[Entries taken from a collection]
--- --- ---

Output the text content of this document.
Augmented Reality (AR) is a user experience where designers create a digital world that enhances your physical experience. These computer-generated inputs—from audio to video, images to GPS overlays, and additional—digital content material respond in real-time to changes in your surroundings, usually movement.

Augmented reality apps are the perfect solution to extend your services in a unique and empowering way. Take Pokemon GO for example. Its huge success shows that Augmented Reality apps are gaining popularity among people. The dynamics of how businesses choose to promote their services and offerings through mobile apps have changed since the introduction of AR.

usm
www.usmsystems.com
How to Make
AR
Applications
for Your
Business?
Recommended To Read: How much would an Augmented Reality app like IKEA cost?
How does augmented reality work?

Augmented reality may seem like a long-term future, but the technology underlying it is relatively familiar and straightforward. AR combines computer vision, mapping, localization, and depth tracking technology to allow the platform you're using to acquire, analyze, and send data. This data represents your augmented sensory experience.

--- --- ---

Written exercise →
Gather each line from the entries above that includes the word "content".

Written response →
Output the text content of this document.
Augmented Reality (AR) is a user experience where designers create a digital world that enhances your physical experience. These computer-generated inputs—from audio to video, images to GPS overlays, and additional—digital content material respond in real-time to changes in your surroundings, usually movement.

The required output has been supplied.